> **The problem**: Search the records that follow and extract every line containing the string "Inconstitucionalidade".

##### Provided records #####

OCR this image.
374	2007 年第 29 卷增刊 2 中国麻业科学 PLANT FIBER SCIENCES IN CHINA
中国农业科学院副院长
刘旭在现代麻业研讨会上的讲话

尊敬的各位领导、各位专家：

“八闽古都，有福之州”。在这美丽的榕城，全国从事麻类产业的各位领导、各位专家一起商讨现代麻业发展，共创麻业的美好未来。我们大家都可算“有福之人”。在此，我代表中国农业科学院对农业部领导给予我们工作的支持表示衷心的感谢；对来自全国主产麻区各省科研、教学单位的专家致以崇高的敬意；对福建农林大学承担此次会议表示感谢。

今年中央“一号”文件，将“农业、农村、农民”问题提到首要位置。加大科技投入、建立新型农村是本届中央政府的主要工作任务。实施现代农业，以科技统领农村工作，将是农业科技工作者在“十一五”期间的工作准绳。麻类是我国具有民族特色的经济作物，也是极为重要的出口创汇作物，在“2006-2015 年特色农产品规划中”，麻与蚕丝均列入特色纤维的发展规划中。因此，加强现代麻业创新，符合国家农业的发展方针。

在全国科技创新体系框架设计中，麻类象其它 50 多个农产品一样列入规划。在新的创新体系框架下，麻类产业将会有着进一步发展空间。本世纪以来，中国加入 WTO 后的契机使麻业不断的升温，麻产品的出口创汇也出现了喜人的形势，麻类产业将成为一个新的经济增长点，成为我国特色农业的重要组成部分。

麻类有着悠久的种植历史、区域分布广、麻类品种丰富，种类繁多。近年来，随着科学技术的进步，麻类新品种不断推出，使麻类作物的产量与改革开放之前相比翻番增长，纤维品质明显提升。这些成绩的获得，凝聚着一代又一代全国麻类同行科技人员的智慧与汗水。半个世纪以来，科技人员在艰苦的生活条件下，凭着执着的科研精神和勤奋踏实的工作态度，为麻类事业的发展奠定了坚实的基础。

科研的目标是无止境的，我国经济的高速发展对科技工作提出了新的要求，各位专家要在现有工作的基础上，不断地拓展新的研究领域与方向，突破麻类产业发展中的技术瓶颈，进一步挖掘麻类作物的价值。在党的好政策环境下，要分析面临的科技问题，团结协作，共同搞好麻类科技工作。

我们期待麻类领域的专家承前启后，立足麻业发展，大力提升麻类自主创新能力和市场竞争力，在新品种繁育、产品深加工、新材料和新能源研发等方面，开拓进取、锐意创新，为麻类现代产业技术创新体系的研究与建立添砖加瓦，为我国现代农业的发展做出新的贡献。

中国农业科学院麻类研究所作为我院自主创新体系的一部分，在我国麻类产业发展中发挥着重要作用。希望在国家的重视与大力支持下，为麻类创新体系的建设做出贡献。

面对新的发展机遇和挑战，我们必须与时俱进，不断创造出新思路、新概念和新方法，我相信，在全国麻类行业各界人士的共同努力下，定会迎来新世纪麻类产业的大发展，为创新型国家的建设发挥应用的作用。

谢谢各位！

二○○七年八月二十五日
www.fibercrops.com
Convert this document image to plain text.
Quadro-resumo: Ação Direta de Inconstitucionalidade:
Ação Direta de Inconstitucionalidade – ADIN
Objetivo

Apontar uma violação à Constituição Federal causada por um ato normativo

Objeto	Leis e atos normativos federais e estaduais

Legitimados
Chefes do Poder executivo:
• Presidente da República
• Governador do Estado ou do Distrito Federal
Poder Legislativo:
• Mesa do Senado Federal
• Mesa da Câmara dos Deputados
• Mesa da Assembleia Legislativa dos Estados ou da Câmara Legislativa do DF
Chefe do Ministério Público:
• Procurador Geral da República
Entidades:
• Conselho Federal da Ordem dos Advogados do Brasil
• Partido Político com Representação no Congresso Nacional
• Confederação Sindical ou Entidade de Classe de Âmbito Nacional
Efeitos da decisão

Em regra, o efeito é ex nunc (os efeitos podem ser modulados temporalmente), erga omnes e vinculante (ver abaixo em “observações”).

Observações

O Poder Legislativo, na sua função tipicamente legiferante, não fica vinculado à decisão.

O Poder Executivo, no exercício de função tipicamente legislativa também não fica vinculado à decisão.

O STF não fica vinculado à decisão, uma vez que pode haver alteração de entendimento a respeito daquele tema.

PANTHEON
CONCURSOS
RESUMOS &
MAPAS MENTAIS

#####

> **Answer to this exercise**:
Quadro-resumo: Ação Direta de Inconstitucionalidade:
Ação Direta de Inconstitucionalidade – ADIN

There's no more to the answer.